Transcribe the records in full, keeping every character as it is.

Stored data entries

● ● ●

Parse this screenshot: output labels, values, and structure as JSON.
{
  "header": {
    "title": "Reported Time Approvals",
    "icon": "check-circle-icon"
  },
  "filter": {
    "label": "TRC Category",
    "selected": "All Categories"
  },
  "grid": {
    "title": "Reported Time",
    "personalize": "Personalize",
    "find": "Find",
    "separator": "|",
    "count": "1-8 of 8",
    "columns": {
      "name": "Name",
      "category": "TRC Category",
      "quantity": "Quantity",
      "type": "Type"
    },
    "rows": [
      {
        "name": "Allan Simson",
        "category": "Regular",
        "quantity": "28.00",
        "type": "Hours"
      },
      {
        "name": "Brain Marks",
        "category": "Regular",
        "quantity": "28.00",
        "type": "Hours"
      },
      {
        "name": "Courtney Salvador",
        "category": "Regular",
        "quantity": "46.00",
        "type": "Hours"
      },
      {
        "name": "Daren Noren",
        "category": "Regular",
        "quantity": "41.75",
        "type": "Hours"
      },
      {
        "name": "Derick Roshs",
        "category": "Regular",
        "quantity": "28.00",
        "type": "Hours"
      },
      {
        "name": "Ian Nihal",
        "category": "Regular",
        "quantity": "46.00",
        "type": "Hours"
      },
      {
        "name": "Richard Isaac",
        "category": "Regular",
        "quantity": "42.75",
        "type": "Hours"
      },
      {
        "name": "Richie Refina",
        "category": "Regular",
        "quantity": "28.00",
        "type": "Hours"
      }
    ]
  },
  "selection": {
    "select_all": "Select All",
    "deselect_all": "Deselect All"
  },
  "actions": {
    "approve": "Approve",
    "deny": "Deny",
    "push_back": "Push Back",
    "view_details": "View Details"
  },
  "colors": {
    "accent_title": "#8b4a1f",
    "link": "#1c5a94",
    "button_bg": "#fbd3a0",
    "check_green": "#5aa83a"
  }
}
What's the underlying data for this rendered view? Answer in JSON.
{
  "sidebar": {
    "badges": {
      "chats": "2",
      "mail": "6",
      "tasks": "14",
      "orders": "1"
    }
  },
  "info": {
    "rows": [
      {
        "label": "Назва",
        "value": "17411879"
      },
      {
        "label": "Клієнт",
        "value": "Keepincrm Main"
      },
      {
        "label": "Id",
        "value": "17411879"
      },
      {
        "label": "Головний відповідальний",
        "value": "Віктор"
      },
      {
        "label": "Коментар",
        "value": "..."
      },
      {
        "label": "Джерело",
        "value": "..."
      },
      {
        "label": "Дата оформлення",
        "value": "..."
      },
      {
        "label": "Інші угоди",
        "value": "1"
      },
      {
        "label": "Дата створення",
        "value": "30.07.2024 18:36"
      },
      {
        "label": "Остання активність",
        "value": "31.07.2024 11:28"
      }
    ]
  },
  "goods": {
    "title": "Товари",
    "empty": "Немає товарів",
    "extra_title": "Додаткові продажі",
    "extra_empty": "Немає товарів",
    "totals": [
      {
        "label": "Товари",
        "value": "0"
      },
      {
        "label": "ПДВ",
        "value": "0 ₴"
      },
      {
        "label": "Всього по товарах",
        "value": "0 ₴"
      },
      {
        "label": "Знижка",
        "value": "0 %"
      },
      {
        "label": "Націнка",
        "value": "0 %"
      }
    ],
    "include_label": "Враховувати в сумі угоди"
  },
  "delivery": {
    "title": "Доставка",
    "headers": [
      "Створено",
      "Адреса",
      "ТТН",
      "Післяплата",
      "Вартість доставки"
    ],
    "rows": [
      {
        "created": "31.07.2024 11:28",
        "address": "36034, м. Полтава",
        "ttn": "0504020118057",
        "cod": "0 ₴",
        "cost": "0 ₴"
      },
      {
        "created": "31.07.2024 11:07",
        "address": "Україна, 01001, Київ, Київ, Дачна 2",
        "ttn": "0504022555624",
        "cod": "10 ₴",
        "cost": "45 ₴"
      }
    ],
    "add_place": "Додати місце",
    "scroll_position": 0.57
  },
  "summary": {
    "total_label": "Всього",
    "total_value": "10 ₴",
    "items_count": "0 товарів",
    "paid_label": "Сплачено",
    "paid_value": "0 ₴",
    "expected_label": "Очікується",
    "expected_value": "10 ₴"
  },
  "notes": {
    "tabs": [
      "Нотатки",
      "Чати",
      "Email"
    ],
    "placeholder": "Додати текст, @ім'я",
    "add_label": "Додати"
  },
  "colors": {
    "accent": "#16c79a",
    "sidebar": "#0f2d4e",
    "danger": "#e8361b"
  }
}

● ● ●

— Solution to the exercise —
Parse this screenshot: output labels, values, and structure as JSON.
{
  "header": {
    "title": "Reported Time Approvals",
    "icon": "check-circle-icon"
  },
  "filter": {
    "label": "TRC Category",
    "selected": "All Categories"
  },
  "grid": {
    "title": "Reported Time",
    "personalize": "Personalize",
    "find": "Find",
    "separator": "|",
    "count": "1-8 of 8",
    "columns": {
      "name": "Name",
      "category": "TRC Category",
      "quantity": "Quantity",
      "type": "Type"
    },
    "rows": [
      {
        "name": "Allan Simson",
        "category": "Regular",
        "quantity": "28.00",
        "type": "Hours"
      },
      {
        "name": "Brain Marks",
        "category": "Regular",
        "quantity": "28.00",
        "type": "Hours"
      },
      {
        "name": "Courtney Salvador",
        "category": "Regular",
        "quantity": "46.00",
        "type": "Hours"
      },
      {
        "name": "Daren Noren",
        "category": "Regular",
        "quantity": "41.75",
        "type": "Hours"
      },
      {
        "name": "Derick Roshs",
        "category": "Regular",
        "quantity": "28.00",
        "type": "Hours"
      },
      {
        "name": "Ian Nihal",
        "category": "Regular",
        "quantity": "46.00",
        "type": "Hours"
      },
      {
        "name": "Richard Isaac",
        "category": "Regular",
        "quantity": "42.75",
        "type": "Hours"
      },
      {
        "name": "Richie Refina",
        "category": "Regular",
        "quantity": "28.00",
        "type": "Hours"
      }
    ]
  },
  "selection": {
    "select_all": "Select All",
    "deselect_all": "Deselect All"
  },
  "actions": {
    "approve": "Approve",
    "deny": "Deny",
    "push_back": "Push Back",
    "view_details": "View Details"
  },
  "colors": {
    "accent_title": "#8b4a1f",
    "link": "#1c5a94",
    "button_bg": "#fbd3a0",
    "check_green": "#5aa83a"
  }
}
What's the underlying data for this rendered view? Answer in JSON.
{
  "sidebar": {
    "badges": {
      "chats": "2",
      "mail": "6",
      "tasks": "14",
      "orders": "1"
    }
  },
  "info": {
    "rows": [
      {
        "label": "Назва",
        "value": "17411879"
      },
      {
        "label": "Клієнт",
        "value": "Keepincrm Main"
      },
      {
        "label": "Id",
        "value": "17411879"
      },
      {
        "label": "Головний відповідальний",
        "value": "Віктор"
      },
      {
        "label": "Коментар",
        "value": "..."
      },
      {
        "label": "Джерело",
        "value": "..."
      },
      {
        "label": "Дата оформлення",
        "value": "..."
      },
      {
        "label": "Інші угоди",
        "value": "1"
      },
      {
        "label": "Дата створення",
        "value": "30.07.2024 18:36"
      },
      {
        "label": "Остання активність",
        "value": "31.07.2024 11:28"
      }
    ]
  },
  "goods": {
    "title": "Товари",
    "empty": "Немає товарів",
    "extra_title": "Додаткові продажі",
    "extra_empty": "Немає товарів",
    "totals": [
      {
        "label": "Товари",
        "value": "0"
      },
      {
        "label": "ПДВ",
        "value": "0 ₴"
      },
      {
        "label": "Всього по товарах",
        "value": "0 ₴"
      },
      {
        "label": "Знижка",
        "value": "0 %"
      },
      {
        "label": "Націнка",
        "value": "0 %"
      }
    ],
    "include_label": "Враховувати в сумі угоди"
  },
  "delivery": {
    "title": "Доставка",
    "headers": [
      "Створено",
      "Адреса",
      "ТТН",
      "Післяплата",
      "Вартість доставки"
    ],
    "rows": [
      {
        "created": "31.07.2024 11:28",
        "address": "36034, м. Полтава",
        "ttn": "0504020118057",
        "cod": "0 ₴",
        "cost": "0 ₴"
      },
      {
        "created": "31.07.2024 11:07",
        "address": "Україна, 01001, Київ, Київ, Дачна 2",
        "ttn": "0504022555624",
        "cod": "10 ₴",
        "cost": "45 ₴"
      }
    ],
    "add_place": "Додати місце",
    "scroll_position": 0.57
  },
  "summary": {
    "total_label": "Всього",
    "total_value": "10 ₴",
    "items_count": "0 товарів",
    "paid_label": "Сплачено",
    "paid_value": "0 ₴",
    "expected_label": "Очікується",
    "expected_value": "10 ₴"
  },
  "notes": {
    "tabs": [
      "Нотатки",
      "Чати",
      "Email"
    ],
    "placeholder": "Додати текст, @ім'я",
    "add_label": "Додати"
  },
  "colors": {
    "accent": "#16c79a",
    "sidebar": "#0f2d4e",
    "danger": "#e8361b"
  }
}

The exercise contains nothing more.